-- start Selected extract --
So, as I grew up, I learned things about myself. I learned it's not okay to be a know-it-all. You have to do things exactly the right way for them to count. The way to get positive attention is to do things extra well to all the things well, and that will offset any mistakes. 

[00:07:54] As long as you're getting praise from others, then you're good enough. That's fine. Just, just keep going for that. 

[00:08:01] And I want to be clear because I know my mom is listening. 

[00:08:05] I am not blaming my parents for this. This is just what happens when you grow up. It's parents, it's teachers it's, you know, other adults in your lives. It's society, it's cultural conditioning, it's all the things. No one is exempt from this. It just happens. Right. So those are some examples. So, over the course of my childhood, I gradually took on this identity of the perfect good girl who excelled at everything she tried. She didn’t fuck up. She impressed the hell out of everyone. And if I wasn't doing that, I felt an incredible amount of shame. 

[00:08:42] So I became that person who had to do everything perfect. 

But that's not who I really am. 

[00:08:51] In college. I hated myself so much. I had an eating disorder. I thought I was fat. I didn't think I was pretty. I was an aerospace engineering major. I didn't get straight A's anymore because it was a lot harder… It makes sense but didn't make sense to me. So, I felt like a huge failure. I felt like less than everyone else, even though I was like still in the top portion of my class,

[00:09:18] I took on the identity of someone who was a complete mess. Someone who felt fat, not pretty failing, sucking at everything. 

[00:09:27] But that's not really who I am either. 

[00:09:31] So the next step. I got a coveted internship with the Boeing company in Seattle. Only two people, two people from my university of Minnesota engineering college got these internships. Right. So, of course that feels good. Yet I'm still the person who isn't smart enough. I'm also still the person who isn't pretty enough or thin enough. 

[00:09:58] And, and it was here in Seattle during that internship that I met my ex-husband. But that's not really who I am either. So, I graduated. I was offered three amazing jobs, all paying really well. And I was proud, yet I always had this disqualifier like, well, I only got that offer probably because I'm a woman or I got the Boeing job only because I did the internship. 

[00:10:23] I always had some excuse that made it. Not really that big of a deal, you know, or I'm not really smart enough. What if, what if they find out I'm not, you know, the good old imposter syndrome. So I moved to Seattle to work for Boeing. Got engaged to my now ex-husband. And now I was a woman who was wanted, I was wanted by a man. I was wanted by companies. 

[00:10:49] But that's not who I am either. 

So then came marriage, kids, the dogs, the house, the American dream. I became a wife, a mom, a homeowner. I even bought a horse. So I was a horse owner and a person who spent a lot of money on horse showing. I owned a beautiful home, had a beautiful family, all the things that I thought would make me a complete person. 

[00:11:15] And none of those things are really who I am. 

I lost my marriage. I lost my traditional family, quote, unquote, traditional lost the beautiful home, the horse, the friends, all the things. And those things, aren't who I am either. So, do you see where I'm going with this? At each of these stages, I identified with my situation. 

[00:11:39] I identified with what I had and what was happening. But none of that is who I am, and it never was.
-- end Selected extract --
### Tasks to perform
A - Please write out the transcript from "[00:09:18] I took" to "or thin enough.".
B - According to the transcript, how many people from the University of Minnesota engineering college got the Boeing internships?
-- start Data extract --
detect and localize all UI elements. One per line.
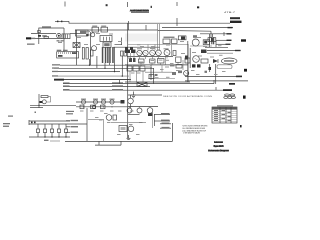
-- end Data extract --
### Responses by task
A -
[00:09:18] I took on the identity of someone who was a complete mess. Someone who felt fat, not pretty failing, sucking at everything. 

[00:09:27] But that's not really who I am either. 

[00:09:31] So the next step. I got a coveted internship with the Boeing company in Seattle. Only two people, two people from my university of Minnesota engineering college got these internships. Right. So, of course that feels good. Yet I'm still the person who isn't smart enough. I'm also still the person who isn't pretty enough or thin enough.

B - Two people.